Extracted material:

________________

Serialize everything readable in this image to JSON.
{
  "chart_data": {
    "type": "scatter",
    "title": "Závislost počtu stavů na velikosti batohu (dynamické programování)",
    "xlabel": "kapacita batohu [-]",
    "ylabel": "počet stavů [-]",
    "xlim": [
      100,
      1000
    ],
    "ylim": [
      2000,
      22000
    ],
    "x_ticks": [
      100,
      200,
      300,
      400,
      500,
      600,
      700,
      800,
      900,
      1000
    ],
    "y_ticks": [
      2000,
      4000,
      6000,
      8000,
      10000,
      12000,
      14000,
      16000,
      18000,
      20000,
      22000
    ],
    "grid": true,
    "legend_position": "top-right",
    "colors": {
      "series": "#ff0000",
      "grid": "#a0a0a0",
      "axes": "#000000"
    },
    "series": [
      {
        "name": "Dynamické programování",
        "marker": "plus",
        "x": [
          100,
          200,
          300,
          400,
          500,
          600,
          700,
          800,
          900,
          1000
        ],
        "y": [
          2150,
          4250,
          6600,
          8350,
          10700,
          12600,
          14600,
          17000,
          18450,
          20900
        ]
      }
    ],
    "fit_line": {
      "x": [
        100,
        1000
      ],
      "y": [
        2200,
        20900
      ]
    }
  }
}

________________

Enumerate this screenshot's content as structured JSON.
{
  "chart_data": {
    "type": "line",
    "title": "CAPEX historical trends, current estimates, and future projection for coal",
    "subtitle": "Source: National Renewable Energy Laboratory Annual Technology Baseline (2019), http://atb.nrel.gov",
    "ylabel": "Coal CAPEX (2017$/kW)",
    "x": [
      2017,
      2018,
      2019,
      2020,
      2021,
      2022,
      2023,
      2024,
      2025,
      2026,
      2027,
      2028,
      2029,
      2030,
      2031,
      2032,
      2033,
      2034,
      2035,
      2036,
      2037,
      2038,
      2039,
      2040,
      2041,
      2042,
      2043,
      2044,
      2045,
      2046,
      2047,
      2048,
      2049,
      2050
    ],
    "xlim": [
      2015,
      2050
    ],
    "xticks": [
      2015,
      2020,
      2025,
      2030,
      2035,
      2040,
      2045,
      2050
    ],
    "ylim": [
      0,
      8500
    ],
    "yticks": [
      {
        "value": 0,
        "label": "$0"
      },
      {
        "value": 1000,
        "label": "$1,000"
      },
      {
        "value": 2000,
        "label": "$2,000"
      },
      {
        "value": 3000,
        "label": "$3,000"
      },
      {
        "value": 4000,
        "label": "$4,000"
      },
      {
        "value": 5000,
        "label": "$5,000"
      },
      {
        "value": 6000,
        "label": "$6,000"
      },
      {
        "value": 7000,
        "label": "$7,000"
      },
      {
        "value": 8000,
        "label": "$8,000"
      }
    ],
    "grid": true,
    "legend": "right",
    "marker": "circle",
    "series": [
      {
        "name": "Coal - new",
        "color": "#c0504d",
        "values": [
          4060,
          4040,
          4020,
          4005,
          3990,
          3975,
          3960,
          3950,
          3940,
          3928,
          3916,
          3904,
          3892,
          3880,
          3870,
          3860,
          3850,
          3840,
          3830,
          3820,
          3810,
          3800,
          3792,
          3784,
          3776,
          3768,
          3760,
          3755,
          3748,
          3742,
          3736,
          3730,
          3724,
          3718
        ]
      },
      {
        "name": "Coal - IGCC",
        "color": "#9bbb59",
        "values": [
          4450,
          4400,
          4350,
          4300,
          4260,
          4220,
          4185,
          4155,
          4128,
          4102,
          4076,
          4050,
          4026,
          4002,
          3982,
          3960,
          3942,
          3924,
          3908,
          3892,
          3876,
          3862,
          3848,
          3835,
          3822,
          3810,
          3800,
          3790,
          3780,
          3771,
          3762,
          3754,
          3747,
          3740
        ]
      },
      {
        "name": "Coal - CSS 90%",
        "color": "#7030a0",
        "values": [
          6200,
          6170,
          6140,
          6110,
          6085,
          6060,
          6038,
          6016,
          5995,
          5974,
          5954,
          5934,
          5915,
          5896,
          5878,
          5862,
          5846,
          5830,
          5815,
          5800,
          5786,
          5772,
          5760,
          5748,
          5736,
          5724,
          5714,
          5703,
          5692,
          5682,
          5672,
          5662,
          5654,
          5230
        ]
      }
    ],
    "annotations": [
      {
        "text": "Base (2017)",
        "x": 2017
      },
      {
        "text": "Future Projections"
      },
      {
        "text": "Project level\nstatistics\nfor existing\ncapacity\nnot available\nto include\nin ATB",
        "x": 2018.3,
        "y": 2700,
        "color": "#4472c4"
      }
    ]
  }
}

________________

Your objective: From the data above, count the lines where "name" occurs and give that figure and nothing else.

Solution: 4